◆ Your task ◆
Below are some entries. Copy each line that holds the string "header".

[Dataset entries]
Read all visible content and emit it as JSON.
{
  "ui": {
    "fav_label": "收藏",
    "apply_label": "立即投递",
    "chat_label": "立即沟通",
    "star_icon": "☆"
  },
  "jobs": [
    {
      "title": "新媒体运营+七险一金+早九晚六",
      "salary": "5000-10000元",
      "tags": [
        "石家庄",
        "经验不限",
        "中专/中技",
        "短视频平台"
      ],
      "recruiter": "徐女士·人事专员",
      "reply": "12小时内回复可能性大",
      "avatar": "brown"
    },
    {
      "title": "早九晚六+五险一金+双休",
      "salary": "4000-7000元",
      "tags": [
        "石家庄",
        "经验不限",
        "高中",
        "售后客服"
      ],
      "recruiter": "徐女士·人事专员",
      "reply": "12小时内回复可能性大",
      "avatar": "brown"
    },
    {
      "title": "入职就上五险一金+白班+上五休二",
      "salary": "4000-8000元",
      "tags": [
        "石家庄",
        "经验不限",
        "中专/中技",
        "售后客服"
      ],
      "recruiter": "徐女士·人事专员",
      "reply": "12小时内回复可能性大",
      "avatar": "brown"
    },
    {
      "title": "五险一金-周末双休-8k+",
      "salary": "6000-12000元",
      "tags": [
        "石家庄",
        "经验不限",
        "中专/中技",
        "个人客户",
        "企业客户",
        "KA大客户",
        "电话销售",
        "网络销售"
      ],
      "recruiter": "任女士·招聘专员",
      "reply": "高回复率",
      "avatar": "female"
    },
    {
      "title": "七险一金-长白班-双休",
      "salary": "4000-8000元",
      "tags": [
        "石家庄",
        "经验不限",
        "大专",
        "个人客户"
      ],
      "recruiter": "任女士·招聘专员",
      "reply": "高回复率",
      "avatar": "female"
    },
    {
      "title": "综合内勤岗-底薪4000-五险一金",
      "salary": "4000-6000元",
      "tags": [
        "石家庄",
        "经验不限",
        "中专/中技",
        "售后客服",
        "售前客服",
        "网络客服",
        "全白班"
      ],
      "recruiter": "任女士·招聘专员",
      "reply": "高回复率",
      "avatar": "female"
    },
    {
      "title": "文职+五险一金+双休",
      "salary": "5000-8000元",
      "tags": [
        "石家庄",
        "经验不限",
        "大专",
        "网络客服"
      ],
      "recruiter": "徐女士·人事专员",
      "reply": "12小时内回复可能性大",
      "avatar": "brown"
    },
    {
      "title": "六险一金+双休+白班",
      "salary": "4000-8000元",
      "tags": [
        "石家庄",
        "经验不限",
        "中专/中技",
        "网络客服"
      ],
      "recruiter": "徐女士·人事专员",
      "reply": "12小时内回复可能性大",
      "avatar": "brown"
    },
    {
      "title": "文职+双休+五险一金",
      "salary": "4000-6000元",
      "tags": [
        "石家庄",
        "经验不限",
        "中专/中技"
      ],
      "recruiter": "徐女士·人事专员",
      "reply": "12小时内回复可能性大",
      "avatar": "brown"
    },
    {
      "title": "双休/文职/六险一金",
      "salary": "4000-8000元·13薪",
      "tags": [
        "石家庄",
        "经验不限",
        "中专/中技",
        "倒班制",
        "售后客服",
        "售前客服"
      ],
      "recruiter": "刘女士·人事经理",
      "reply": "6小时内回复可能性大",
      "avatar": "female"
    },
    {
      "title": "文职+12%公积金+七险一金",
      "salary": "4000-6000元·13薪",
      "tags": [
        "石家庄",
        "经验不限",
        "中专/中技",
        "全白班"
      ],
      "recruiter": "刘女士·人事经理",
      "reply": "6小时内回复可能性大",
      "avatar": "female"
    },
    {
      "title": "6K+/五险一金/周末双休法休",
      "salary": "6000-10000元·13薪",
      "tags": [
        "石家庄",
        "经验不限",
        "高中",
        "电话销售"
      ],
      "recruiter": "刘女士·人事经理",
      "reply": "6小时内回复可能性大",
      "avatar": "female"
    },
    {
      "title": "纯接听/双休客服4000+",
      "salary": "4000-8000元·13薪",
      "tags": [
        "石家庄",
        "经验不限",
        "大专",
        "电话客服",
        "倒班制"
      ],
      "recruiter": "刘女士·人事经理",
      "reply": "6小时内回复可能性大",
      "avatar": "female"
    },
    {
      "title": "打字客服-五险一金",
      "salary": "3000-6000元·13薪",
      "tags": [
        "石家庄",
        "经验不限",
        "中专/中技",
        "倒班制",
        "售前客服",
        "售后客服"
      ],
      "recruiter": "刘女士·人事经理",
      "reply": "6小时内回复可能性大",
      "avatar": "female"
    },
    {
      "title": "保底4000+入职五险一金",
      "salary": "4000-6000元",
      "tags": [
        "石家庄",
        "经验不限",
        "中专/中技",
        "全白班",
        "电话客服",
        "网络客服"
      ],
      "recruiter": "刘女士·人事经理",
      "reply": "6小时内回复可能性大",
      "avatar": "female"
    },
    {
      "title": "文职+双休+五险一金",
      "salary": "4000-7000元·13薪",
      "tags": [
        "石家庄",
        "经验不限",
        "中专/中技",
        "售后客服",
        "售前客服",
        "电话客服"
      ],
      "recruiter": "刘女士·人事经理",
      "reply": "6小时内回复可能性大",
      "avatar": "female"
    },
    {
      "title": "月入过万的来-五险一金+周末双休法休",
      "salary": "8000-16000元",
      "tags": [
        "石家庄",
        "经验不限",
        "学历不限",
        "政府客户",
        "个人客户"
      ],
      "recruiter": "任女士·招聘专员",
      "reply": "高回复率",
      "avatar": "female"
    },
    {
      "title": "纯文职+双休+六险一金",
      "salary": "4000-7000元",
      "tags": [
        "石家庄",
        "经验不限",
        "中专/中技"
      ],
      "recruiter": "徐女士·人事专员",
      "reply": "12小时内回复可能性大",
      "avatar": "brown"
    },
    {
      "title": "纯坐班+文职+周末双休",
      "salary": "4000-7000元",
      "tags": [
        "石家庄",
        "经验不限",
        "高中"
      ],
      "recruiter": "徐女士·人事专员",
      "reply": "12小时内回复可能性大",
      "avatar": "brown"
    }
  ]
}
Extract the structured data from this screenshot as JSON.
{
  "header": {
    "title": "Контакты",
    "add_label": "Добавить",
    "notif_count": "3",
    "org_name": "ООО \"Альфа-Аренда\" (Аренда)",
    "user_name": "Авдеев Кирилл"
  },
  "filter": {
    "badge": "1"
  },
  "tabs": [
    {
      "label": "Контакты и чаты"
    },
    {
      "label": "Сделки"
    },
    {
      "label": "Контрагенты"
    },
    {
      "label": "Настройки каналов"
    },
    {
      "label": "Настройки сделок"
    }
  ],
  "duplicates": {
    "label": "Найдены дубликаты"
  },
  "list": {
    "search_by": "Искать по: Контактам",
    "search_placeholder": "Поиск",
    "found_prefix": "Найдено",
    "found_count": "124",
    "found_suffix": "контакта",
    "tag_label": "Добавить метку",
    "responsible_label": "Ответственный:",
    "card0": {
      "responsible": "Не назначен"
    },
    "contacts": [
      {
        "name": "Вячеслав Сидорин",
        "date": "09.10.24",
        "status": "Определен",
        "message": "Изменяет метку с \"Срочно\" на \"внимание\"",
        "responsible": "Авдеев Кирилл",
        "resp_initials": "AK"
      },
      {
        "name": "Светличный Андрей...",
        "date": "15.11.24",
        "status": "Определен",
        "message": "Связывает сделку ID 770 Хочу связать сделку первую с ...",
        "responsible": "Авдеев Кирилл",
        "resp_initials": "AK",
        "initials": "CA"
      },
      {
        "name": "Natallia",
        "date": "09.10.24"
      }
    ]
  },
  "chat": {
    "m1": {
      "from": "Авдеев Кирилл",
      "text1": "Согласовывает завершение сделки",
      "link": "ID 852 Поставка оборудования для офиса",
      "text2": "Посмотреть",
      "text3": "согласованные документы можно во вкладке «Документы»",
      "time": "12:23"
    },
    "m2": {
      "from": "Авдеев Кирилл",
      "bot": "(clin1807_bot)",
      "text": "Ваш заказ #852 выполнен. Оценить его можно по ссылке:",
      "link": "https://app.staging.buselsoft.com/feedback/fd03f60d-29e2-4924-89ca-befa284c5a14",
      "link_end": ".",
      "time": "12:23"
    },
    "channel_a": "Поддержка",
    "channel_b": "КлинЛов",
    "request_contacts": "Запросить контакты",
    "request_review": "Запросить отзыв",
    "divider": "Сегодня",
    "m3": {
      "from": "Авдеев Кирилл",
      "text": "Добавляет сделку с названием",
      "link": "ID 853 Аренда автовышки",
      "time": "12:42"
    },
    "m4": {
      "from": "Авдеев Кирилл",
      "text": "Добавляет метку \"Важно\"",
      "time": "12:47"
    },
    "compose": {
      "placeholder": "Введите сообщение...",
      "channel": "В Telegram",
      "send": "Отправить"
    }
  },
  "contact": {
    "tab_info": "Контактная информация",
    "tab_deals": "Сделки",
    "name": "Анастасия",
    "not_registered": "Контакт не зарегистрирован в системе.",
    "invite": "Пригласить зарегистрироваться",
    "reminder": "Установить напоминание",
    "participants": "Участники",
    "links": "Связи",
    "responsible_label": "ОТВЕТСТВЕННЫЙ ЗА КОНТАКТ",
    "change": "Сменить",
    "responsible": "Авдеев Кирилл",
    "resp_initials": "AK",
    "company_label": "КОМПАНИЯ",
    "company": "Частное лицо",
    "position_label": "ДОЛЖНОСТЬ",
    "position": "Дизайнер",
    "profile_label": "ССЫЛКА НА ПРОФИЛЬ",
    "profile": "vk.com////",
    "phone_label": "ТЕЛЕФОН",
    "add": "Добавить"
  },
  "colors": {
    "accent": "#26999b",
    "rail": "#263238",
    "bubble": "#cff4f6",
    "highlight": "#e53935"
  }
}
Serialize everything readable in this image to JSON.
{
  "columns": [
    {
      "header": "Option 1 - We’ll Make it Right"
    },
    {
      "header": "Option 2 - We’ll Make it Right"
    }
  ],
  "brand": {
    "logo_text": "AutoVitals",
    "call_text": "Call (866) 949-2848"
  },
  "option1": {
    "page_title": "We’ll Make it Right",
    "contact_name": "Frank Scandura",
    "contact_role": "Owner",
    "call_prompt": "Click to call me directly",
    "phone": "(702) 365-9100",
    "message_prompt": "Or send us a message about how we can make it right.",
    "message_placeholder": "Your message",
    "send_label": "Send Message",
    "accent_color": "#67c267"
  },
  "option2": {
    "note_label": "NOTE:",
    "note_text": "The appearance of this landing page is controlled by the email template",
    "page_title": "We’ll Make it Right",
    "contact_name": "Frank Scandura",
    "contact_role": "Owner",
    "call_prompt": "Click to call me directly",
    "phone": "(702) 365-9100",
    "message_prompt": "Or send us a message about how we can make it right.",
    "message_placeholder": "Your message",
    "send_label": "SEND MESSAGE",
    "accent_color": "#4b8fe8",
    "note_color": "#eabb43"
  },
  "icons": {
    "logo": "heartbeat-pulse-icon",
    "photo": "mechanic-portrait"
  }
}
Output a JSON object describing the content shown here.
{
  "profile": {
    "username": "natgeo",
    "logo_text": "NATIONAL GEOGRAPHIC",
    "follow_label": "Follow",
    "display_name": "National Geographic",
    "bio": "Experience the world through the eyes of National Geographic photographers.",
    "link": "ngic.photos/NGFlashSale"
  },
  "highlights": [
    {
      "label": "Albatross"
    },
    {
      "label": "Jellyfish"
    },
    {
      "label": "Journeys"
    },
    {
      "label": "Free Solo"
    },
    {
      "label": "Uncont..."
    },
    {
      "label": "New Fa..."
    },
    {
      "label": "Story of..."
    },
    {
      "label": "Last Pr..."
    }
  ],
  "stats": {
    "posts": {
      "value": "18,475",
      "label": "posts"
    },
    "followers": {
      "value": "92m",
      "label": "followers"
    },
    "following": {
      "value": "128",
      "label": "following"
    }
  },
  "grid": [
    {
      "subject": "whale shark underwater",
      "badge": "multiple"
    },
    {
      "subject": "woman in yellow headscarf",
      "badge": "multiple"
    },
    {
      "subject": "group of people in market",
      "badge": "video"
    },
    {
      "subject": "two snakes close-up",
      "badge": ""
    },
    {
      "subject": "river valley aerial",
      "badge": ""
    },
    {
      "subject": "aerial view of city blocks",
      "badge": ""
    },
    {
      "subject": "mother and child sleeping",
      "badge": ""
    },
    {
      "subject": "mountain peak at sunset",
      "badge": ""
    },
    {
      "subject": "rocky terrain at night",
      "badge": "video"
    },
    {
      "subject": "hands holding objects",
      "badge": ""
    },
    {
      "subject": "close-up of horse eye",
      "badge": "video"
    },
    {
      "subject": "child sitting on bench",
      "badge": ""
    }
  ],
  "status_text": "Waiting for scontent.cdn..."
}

◆ Worked answer ◆
  "header": {
      "header": "Option 1 - We’ll Make it Right"
      "header": "Option 2 - We’ll Make it Right"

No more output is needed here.